▶ _Problem to work on_: Which lines below hold the word "region"? Report each one.

[Records that describe figures]

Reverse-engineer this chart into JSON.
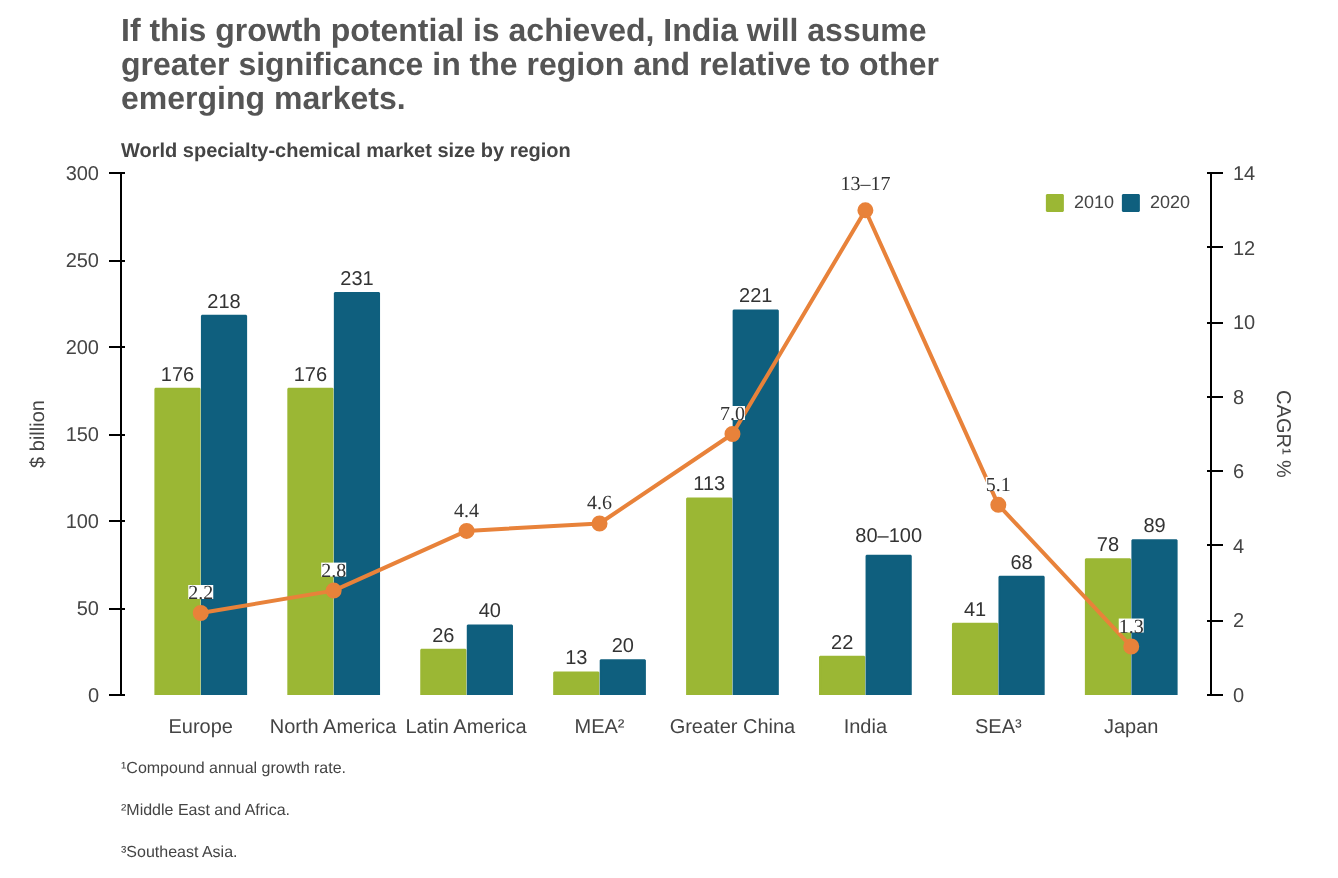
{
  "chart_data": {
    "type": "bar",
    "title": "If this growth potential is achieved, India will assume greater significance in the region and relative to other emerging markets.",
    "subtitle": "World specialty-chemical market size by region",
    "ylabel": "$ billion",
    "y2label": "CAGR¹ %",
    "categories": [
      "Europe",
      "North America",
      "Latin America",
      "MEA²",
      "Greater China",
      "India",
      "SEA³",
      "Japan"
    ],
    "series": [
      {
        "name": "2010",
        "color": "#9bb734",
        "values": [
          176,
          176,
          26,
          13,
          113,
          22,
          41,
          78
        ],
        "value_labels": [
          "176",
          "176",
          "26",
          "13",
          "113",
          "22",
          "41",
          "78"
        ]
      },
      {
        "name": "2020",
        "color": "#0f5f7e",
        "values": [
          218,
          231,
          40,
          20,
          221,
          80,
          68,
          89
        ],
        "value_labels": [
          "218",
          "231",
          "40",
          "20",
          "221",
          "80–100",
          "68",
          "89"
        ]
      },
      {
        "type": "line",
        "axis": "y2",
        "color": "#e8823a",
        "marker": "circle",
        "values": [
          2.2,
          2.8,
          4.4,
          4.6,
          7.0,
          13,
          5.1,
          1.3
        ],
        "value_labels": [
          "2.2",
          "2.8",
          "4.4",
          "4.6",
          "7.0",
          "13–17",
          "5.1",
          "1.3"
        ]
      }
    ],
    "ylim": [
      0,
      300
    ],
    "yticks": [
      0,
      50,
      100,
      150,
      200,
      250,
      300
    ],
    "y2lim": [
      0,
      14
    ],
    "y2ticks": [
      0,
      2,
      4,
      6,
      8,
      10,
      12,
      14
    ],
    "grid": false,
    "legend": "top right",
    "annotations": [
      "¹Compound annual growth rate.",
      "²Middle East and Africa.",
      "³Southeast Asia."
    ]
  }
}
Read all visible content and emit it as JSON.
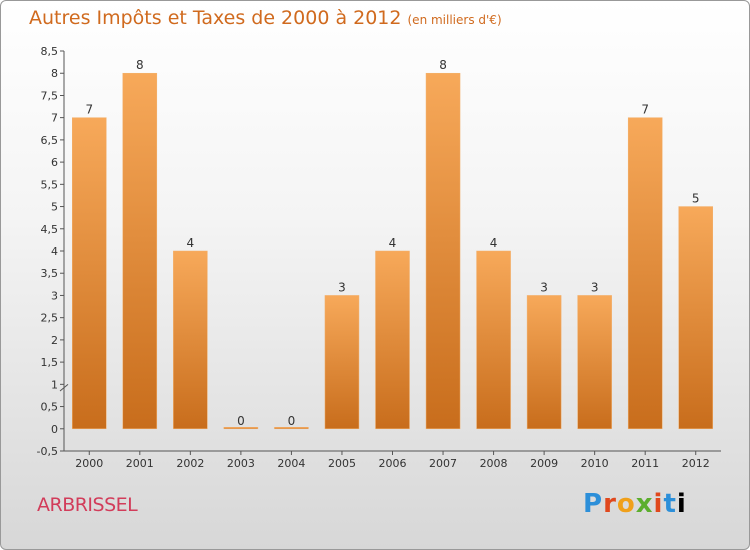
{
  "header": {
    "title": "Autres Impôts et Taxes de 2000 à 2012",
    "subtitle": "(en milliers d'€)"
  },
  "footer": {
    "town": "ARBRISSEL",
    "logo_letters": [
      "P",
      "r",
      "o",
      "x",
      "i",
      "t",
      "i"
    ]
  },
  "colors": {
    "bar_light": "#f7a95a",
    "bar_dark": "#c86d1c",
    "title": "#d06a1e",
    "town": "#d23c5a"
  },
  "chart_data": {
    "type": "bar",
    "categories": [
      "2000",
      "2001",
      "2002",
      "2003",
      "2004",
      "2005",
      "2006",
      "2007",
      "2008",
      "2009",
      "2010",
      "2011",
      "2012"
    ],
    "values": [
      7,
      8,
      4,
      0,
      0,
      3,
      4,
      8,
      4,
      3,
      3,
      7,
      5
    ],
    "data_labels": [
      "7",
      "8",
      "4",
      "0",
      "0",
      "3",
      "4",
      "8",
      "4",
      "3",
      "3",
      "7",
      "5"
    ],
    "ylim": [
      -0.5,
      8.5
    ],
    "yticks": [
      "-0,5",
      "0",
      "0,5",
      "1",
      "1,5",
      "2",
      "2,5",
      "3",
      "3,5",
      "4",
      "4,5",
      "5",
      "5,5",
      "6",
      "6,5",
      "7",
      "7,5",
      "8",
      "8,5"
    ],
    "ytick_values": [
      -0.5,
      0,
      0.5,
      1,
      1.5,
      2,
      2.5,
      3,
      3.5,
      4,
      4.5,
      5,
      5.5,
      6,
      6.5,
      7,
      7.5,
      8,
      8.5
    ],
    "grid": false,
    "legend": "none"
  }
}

---

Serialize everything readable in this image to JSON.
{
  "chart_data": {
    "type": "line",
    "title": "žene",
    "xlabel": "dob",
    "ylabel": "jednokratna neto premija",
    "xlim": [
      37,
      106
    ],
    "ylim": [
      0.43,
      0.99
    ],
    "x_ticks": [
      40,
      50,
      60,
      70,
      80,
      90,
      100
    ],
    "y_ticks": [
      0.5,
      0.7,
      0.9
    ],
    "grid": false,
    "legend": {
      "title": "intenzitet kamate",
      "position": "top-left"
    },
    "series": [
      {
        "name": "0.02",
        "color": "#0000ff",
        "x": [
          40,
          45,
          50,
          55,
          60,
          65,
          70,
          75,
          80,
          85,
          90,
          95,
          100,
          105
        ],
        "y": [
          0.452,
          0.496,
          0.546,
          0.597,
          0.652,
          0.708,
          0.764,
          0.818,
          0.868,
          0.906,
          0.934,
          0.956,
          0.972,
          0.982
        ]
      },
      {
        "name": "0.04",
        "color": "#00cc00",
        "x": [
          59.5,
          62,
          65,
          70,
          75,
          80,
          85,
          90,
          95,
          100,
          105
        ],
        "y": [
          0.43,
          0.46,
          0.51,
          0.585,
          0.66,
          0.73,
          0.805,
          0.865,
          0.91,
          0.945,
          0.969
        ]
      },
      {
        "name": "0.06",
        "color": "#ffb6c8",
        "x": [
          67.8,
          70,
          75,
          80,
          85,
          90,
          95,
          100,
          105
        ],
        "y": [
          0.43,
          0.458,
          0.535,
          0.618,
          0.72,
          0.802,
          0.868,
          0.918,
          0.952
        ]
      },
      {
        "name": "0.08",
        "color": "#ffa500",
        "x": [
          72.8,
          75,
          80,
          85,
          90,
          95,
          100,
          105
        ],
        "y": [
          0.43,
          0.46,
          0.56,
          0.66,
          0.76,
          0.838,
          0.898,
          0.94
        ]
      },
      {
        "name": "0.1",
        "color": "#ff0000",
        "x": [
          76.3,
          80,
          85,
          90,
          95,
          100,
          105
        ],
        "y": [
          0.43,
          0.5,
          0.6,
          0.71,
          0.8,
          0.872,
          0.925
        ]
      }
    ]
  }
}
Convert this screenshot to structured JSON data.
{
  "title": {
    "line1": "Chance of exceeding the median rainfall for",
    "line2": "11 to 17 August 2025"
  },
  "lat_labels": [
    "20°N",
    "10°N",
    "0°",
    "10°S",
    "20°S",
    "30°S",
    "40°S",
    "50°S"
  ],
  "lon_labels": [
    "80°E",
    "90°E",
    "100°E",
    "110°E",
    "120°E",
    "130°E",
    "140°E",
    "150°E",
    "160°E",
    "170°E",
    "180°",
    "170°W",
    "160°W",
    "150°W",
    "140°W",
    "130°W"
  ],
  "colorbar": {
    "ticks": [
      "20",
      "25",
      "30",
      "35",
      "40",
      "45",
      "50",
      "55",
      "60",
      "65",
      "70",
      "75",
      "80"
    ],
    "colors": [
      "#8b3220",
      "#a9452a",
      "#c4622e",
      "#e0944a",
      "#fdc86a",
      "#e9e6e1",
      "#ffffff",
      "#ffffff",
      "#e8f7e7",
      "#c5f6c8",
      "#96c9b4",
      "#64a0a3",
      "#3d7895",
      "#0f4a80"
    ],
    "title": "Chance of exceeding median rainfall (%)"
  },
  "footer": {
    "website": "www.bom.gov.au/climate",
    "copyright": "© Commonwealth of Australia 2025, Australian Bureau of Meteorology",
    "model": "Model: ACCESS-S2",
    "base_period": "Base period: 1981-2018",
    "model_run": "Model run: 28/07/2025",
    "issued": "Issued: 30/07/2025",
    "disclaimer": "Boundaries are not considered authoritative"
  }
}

▶ _Finished task_:
    "title": "If this growth potential is achieved, India will assume greater significance in the region and relative to other emerging markets.",
    "subtitle": "World specialty-chemical market size by region",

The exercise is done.